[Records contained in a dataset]
• • • • • • •
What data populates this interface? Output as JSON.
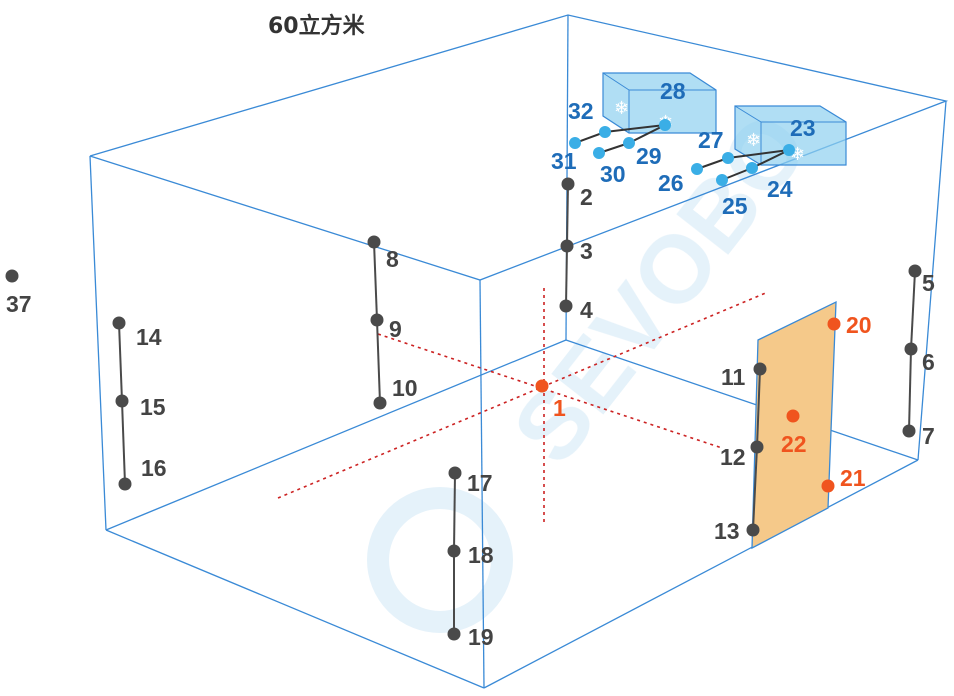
{
  "title": "60立方米",
  "watermark": "SEVOBO",
  "colors": {
    "wall": "#3a8ad6",
    "sensor_gray": "#4a4a4a",
    "sensor_orange": "#f0541e",
    "sensor_blue": "#3aaee6",
    "label_gray": "#444444",
    "label_orange": "#f0541e",
    "label_blue": "#1e6cb8",
    "door_fill": "#f5c98a",
    "ac_fill": "#8fd0f0",
    "axis_line": "#cc2222"
  },
  "sensors": [
    {
      "id": "1",
      "color": "orange"
    },
    {
      "id": "2",
      "color": "gray"
    },
    {
      "id": "3",
      "color": "gray"
    },
    {
      "id": "4",
      "color": "gray"
    },
    {
      "id": "5",
      "color": "gray"
    },
    {
      "id": "6",
      "color": "gray"
    },
    {
      "id": "7",
      "color": "gray"
    },
    {
      "id": "8",
      "color": "gray"
    },
    {
      "id": "9",
      "color": "gray"
    },
    {
      "id": "10",
      "color": "gray"
    },
    {
      "id": "11",
      "color": "gray"
    },
    {
      "id": "12",
      "color": "gray"
    },
    {
      "id": "13",
      "color": "gray"
    },
    {
      "id": "14",
      "color": "gray"
    },
    {
      "id": "15",
      "color": "gray"
    },
    {
      "id": "16",
      "color": "gray"
    },
    {
      "id": "17",
      "color": "gray"
    },
    {
      "id": "18",
      "color": "gray"
    },
    {
      "id": "19",
      "color": "gray"
    },
    {
      "id": "20",
      "color": "orange"
    },
    {
      "id": "21",
      "color": "orange"
    },
    {
      "id": "22",
      "color": "orange"
    },
    {
      "id": "23",
      "color": "blue"
    },
    {
      "id": "24",
      "color": "blue"
    },
    {
      "id": "25",
      "color": "blue"
    },
    {
      "id": "26",
      "color": "blue"
    },
    {
      "id": "27",
      "color": "blue"
    },
    {
      "id": "28",
      "color": "blue"
    },
    {
      "id": "29",
      "color": "blue"
    },
    {
      "id": "30",
      "color": "blue"
    },
    {
      "id": "31",
      "color": "blue"
    },
    {
      "id": "32",
      "color": "blue"
    },
    {
      "id": "37",
      "color": "gray"
    }
  ]
}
• • • • • • •
• [STATED EXERCISE] Copy the records word for word, leaving no picture in the copy.

• [EXERCISE ANSWER]
What data populates this interface? Output as JSON.
{
  "title": "60立方米",
  "watermark": "SEVOBO",
  "colors": {
    "wall": "#3a8ad6",
    "sensor_gray": "#4a4a4a",
    "sensor_orange": "#f0541e",
    "sensor_blue": "#3aaee6",
    "label_gray": "#444444",
    "label_orange": "#f0541e",
    "label_blue": "#1e6cb8",
    "door_fill": "#f5c98a",
    "ac_fill": "#8fd0f0",
    "axis_line": "#cc2222"
  },
  "sensors": [
    {
      "id": "1",
      "color": "orange"
    },
    {
      "id": "2",
      "color": "gray"
    },
    {
      "id": "3",
      "color": "gray"
    },
    {
      "id": "4",
      "color": "gray"
    },
    {
      "id": "5",
      "color": "gray"
    },
    {
      "id": "6",
      "color": "gray"
    },
    {
      "id": "7",
      "color": "gray"
    },
    {
      "id": "8",
      "color": "gray"
    },
    {
      "id": "9",
      "color": "gray"
    },
    {
      "id": "10",
      "color": "gray"
    },
    {
      "id": "11",
      "color": "gray"
    },
    {
      "id": "12",
      "color": "gray"
    },
    {
      "id": "13",
      "color": "gray"
    },
    {
      "id": "14",
      "color": "gray"
    },
    {
      "id": "15",
      "color": "gray"
    },
    {
      "id": "16",
      "color": "gray"
    },
    {
      "id": "17",
      "color": "gray"
    },
    {
      "id": "18",
      "color": "gray"
    },
    {
      "id": "19",
      "color": "gray"
    },
    {
      "id": "20",
      "color": "orange"
    },
    {
      "id": "21",
      "color": "orange"
    },
    {
      "id": "22",
      "color": "orange"
    },
    {
      "id": "23",
      "color": "blue"
    },
    {
      "id": "24",
      "color": "blue"
    },
    {
      "id": "25",
      "color": "blue"
    },
    {
      "id": "26",
      "color": "blue"
    },
    {
      "id": "27",
      "color": "blue"
    },
    {
      "id": "28",
      "color": "blue"
    },
    {
      "id": "29",
      "color": "blue"
    },
    {
      "id": "30",
      "color": "blue"
    },
    {
      "id": "31",
      "color": "blue"
    },
    {
      "id": "32",
      "color": "blue"
    },
    {
      "id": "37",
      "color": "gray"
    }
  ]
}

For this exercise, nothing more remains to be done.